*Given records*:
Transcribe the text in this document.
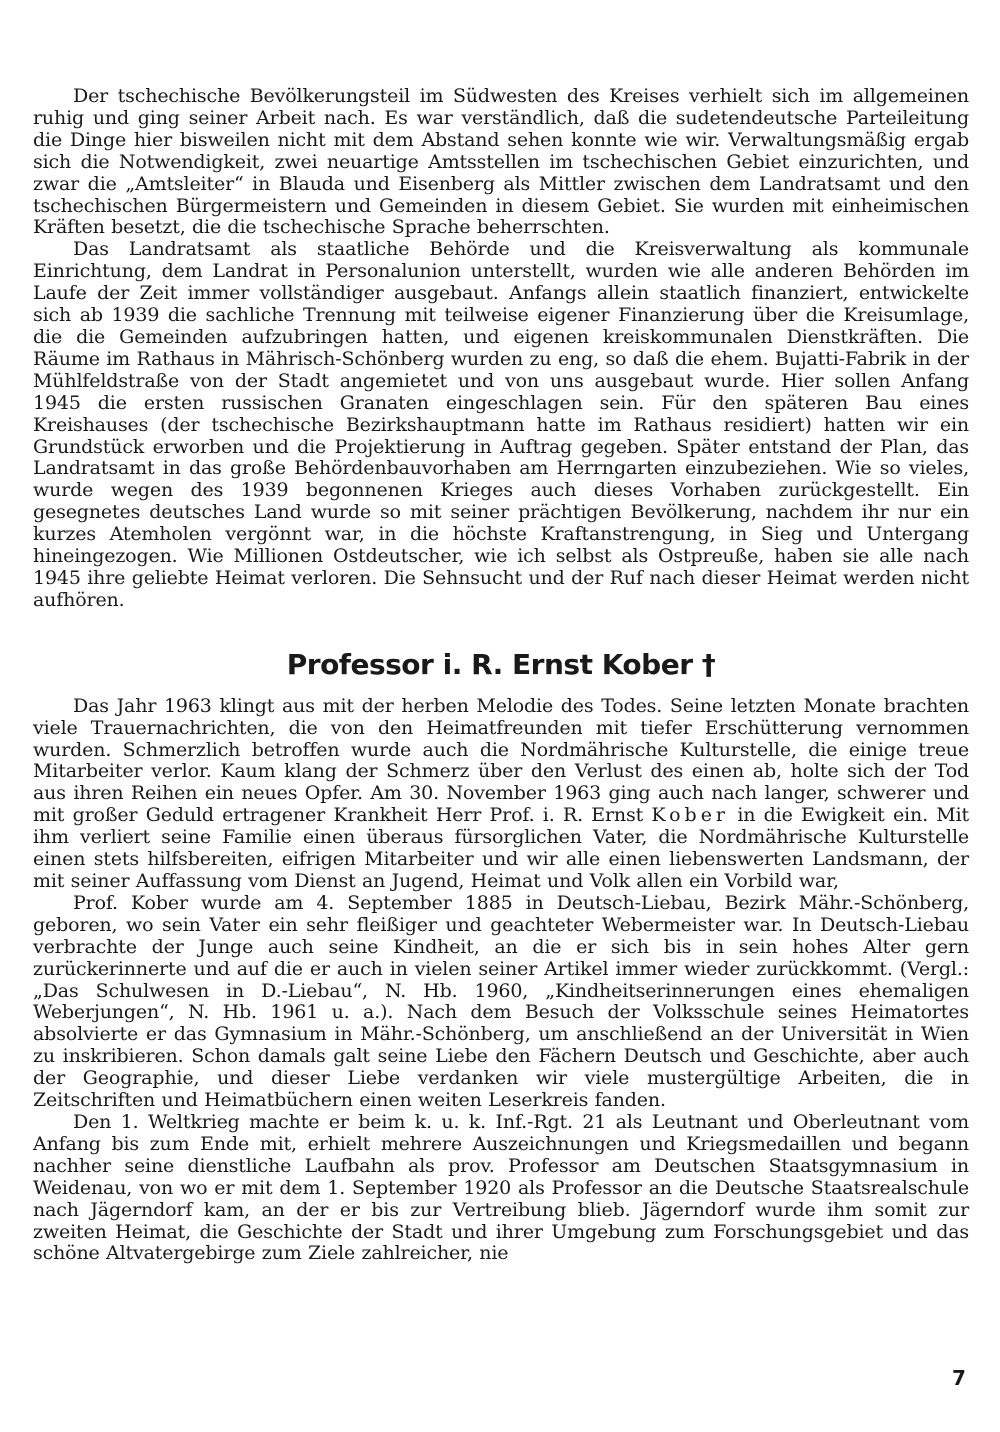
Der tschechische Bevölkerungsteil im Südwesten des Kreises verhielt sich im allgemeinen ruhig und ging seiner Arbeit nach. Es war verständlich, daß die sudetendeutsche Parteileitung die Dinge hier bisweilen nicht mit dem Abstand sehen konnte wie wir. Verwaltungsmäßig ergab sich die Notwendigkeit, zwei neuartige Amtsstellen im tschechischen Gebiet einzurichten, und zwar die „Amtsleiter“ in Blauda und Eisenberg als Mittler zwischen dem Landratsamt und den tschechischen Bürgermeistern und Gemeinden in diesem Gebiet. Sie wurden mit einheimischen Kräften besetzt, die die tschechische Sprache beherrschten.

Das Landratsamt als staatliche Behörde und die Kreisverwaltung als kommunale Einrichtung, dem Landrat in Personalunion unterstellt, wurden wie alle anderen Behörden im Laufe der Zeit immer vollständiger ausgebaut. Anfangs allein staatlich finanziert, entwickelte sich ab 1939 die sachliche Trennung mit teilweise eigener Finanzierung über die Kreisumlage, die die Gemeinden aufzubringen hatten, und eigenen kreiskommunalen Dienstkräften. Die Räume im Rathaus in Mährisch-Schönberg wurden zu eng, so daß die ehem. Bujatti-Fabrik in der Mühlfeldstraße von der Stadt angemietet und von uns ausgebaut wurde. Hier sollen Anfang 1945 die ersten russischen Granaten eingeschlagen sein. Für den späteren Bau eines Kreishauses (der tschechische Bezirkshauptmann hatte im Rathaus residiert) hatten wir ein Grundstück erworben und die Projektierung in Auftrag gegeben. Später entstand der Plan, das Landratsamt in das große Behördenbauvorhaben am Herrngarten einzubeziehen. Wie so vieles, wurde wegen des 1939 begonnenen Krieges auch dieses Vorhaben zurückgestellt. Ein gesegnetes deutsches Land wurde so mit seiner prächtigen Bevölkerung, nachdem ihr nur ein kurzes Atemholen vergönnt war, in die höchste Kraftanstrengung, in Sieg und Untergang hineingezogen. Wie Millionen Ostdeutscher, wie ich selbst als Ostpreuße, haben sie alle nach 1945 ihre geliebte Heimat verloren. Die Sehnsucht und der Ruf nach dieser Heimat werden nicht aufhören.

Professor i. R. Ernst Kober †

Das Jahr 1963 klingt aus mit der herben Melodie des Todes. Seine letzten Monate brachten viele Trauernachrichten, die von den Heimatfreunden mit tiefer Erschütterung vernommen wurden. Schmerzlich betroffen wurde auch die Nordmährische Kulturstelle, die einige treue Mitarbeiter verlor. Kaum klang der Schmerz über den Verlust des einen ab, holte sich der Tod aus ihren Reihen ein neues Opfer. Am 30. November 1963 ging auch nach langer, schwerer und mit großer Geduld ertragener Krankheit Herr Prof. i. R. Ernst Kober in die Ewigkeit ein. Mit ihm verliert seine Familie einen überaus fürsorglichen Vater, die Nordmährische Kulturstelle einen stets hilfsbereiten, eifrigen Mitarbeiter und wir alle einen liebenswerten Landsmann, der mit seiner Auffassung vom Dienst an Jugend, Heimat und Volk allen ein Vorbild war,

Prof. Kober wurde am 4. September 1885 in Deutsch-Liebau, Bezirk Mähr.-Schönberg, geboren, wo sein Vater ein sehr fleißiger und geachteter Webermeister war. In Deutsch-Liebau verbrachte der Junge auch seine Kindheit, an die er sich bis in sein hohes Alter gern zurückerinnerte und auf die er auch in vielen seiner Artikel immer wieder zurückkommt. (Vergl.: „Das Schulwesen in D.-Liebau“, N. Hb. 1960, „Kindheitserinnerungen eines ehemaligen Weberjungen“, N. Hb. 1961 u. a.). Nach dem Besuch der Volksschule seines Heimatortes absolvierte er das Gymnasium in Mähr.-Schönberg, um anschließend an der Universität in Wien zu inskribieren. Schon damals galt seine Liebe den Fächern Deutsch und Geschichte, aber auch der Geographie, und dieser Liebe verdanken wir viele mustergültige Arbeiten, die in Zeitschriften und Heimatbüchern einen weiten Leserkreis fanden.

Den 1. Weltkrieg machte er beim k. u. k. Inf.-Rgt. 21 als Leutnant und Oberleutnant vom Anfang bis zum Ende mit, erhielt mehrere Auszeichnungen und Kriegsmedaillen und begann nachher seine dienstliche Laufbahn als prov. Professor am Deutschen Staatsgymnasium in Weidenau, von wo er mit dem 1. September 1920 als Professor an die Deutsche Staatsrealschule nach Jägerndorf kam, an der er bis zur Vertreibung blieb. Jägerndorf wurde ihm somit zur zweiten Heimat, die Geschichte der Stadt und ihrer Umgebung zum Forschungsgebiet und das schöne Altvatergebirge zum Ziele zahlreicher, nie

7
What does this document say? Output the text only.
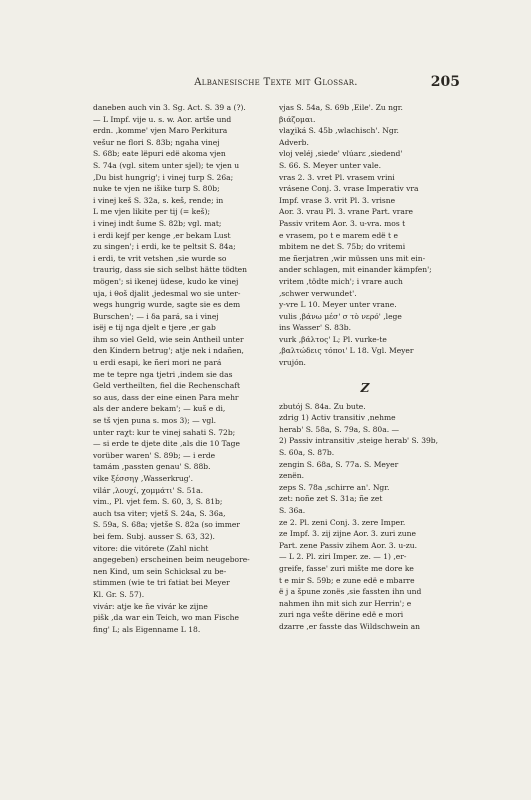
Albanesische Texte mit Glossar.	205
daneben auch vin 3. Sg. Act. S. 39 a (?).
— L Impf. vije u. s. w. Aor. artše und
erdn. ‚komme' vjen Maro Perkitura
vešur ne flori S. 83b; ngaha vinej
S. 68b; eate lëpuri edë akoma vjen
S. 74a (vgl. sitem unter sjel); te vjen u
‚Du bist hungrig'; i vinej turp S. 26a;
nuke te vjen ne išike turp S. 80b;
i vinej keš S. 32a, s. keš, rende; in
L me vjen likite per tij (= keš);
i vinej indt šume S. 82b; vgl. mat;
i erdi kejf per kenge ‚er bekam Lust
zu singen'; i erdi, ke te peltsit S. 84a;
i erdi, te vrit vetshen ‚sie wurde so
traurig, dass sie sich selbst hätte tödten
mögen'; si ikenej üdese, kudo ke vinej
uja, i θoš djalit ‚jedesmal wo sie unter-
wegs hungrig wurde, sagte sie es dem
Burschen'; — i δa pará, sa i vinej
isëj e tij nga djelt e tjere ‚er gab
ihm so viel Geld, wie sein Antheil unter
den Kindern betrug'; atje nek i ndañen,
u erdi esapi, ke ñeri mori ne pará
me te tepre nga tjetri ‚indem sie das
Geld vertheilten, fiel die Rechenschaft
so aus, dass der eine einen Para mehr
als der andere bekam'; — kuš e di,
se tš vjen puna s. mos 3); — vgl.
unter raχt: kur te vinej sahati S. 72b;
— si erde te djete dite ‚als die 10 Tage
vorüber waren' S. 89b; — i erde
tamám ‚passten genau' S. 88b.
vike ξέσσηγ ‚Wasserkrug'.
vilár ‚λουχί, χομμάτι' S. 51a.
vim., Pl. vjet fem. S. 60, 3, S. 81b;
auch tsa viter; vjetš S. 24a, S. 36a,
S. 59a, S. 68a; vjetše S. 82a (so immer
bei fem. Subj. ausser S. 63, 32).
vitore: die vitórete (Zahl nicht
angegeben) erscheinen beim neugebore-
nen Kind, um sein Schicksal zu be-
stimmen (wie te tri fatiat bei Meyer
Kl. Gr. S. 57).
vivár: atje ke ňe vivár ke zijne
pišk ‚da war ein Teich, wo man Fische
fing' L; als Eigenname L 18.
vjas S. 54a, S. 69b ‚Eile'. Zu ngr.
βιάζομαι.
vlaχiká S. 45b ‚wlachisch'. Ngr.
Adverb.
vloj veléj ‚siede' vlúarε ‚siedend'
S. 66. S. Meyer unter vale.
vras 2. 3. vret Pl. vrasem vrini
vrásene Conj. 3. vrase Imperativ vra
Impf. vrase 3. vrit Pl. 3. vrisne
Aor. 3. vrau Pl. 3. vrane Part. vrare
Passiv vritem Aor. 3. u-vra. mos t
e vrasem, po t e marem edë t e
mbitem ne det S. 75b; do vritemi
me ñerjatren ‚wir müssen uns mit ein-
ander schlagen, mit einander kämpfen';
vritem ‚tödte mich'; i vrare auch
‚schwer verwundet'.
y-vre L 10. Meyer unter vrane.
vulis ‚βάνω μέσ' σ τὸ νερό' ‚lege
ins Wasser' S. 83b.
vurk ‚βάλτος' L; Pl. vurke-te
‚βαλτώδεις τόποι' L 18. Vgl. Meyer
vrujón.
Z
zbutój S. 84a. Zu bute.
zdrig 1) Activ transitiv ‚nehme
herab' S. 58a, S. 79a, S. 80a. —
2) Passiv intransitiv ‚steige herab' S. 39b,
S. 60a, S. 87b.
zengin S. 68a, S. 77a. S. Meyer
zenën.
zeps S. 78a ‚schirre an'. Ngr.
zet: noñe zet S. 31a; ñe zet
S. 36a.
ze 2. Pl. zeni Conj. 3. zere Imper.
ze Impf. 3. zij zijne Aor. 3. zuri zune
Part. zene Passiv zihem Aor. 3. u-zu.
— L 2. Pl. ziri Imper. ze. — 1) ‚er-
greife, fasse' zuri mište me dore ke
t e mir S. 59b; e zune edë e mbarre
ë j a špune zonës ‚sie fassten ihn und
nahmen ihn mit sich zur Herrin'; e
zuri nga vešte dërine edë e mori
dzarre ‚er fasste das Wildschwein an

*Task prompt*:
Of all the lines in the material above, how many contain the word "atje"? Give only the count.

*In response*:
2